YOUR TASK => Print the entries verbatim, leaving out the images they contain.

(Stored data)
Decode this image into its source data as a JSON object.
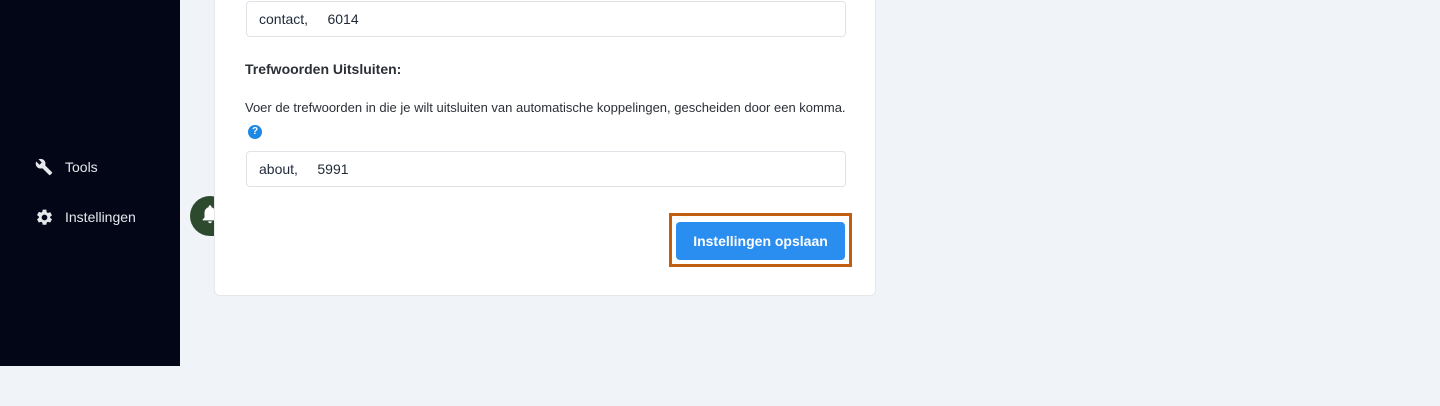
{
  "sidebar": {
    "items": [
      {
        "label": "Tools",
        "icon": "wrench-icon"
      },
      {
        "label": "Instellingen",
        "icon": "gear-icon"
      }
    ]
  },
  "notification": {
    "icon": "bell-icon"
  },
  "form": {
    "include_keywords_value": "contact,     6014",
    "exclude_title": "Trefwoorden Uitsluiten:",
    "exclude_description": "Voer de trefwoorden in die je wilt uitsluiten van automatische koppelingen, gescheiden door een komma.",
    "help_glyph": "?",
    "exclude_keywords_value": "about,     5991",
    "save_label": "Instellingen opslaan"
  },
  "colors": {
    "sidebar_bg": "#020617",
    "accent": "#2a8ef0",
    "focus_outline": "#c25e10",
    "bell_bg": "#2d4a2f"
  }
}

RESULT OF THE TASK =>
Decode this image into its source data as a JSON object.
{
  "sidebar": {
    "items": [
      {
        "label": "Tools",
        "icon": "wrench-icon"
      },
      {
        "label": "Instellingen",
        "icon": "gear-icon"
      }
    ]
  },
  "notification": {
    "icon": "bell-icon"
  },
  "form": {
    "include_keywords_value": "contact,     6014",
    "exclude_title": "Trefwoorden Uitsluiten:",
    "exclude_description": "Voer de trefwoorden in die je wilt uitsluiten van automatische koppelingen, gescheiden door een komma.",
    "help_glyph": "?",
    "exclude_keywords_value": "about,     5991",
    "save_label": "Instellingen opslaan"
  },
  "colors": {
    "sidebar_bg": "#020617",
    "accent": "#2a8ef0",
    "focus_outline": "#c25e10",
    "bell_bg": "#2d4a2f"
  }
}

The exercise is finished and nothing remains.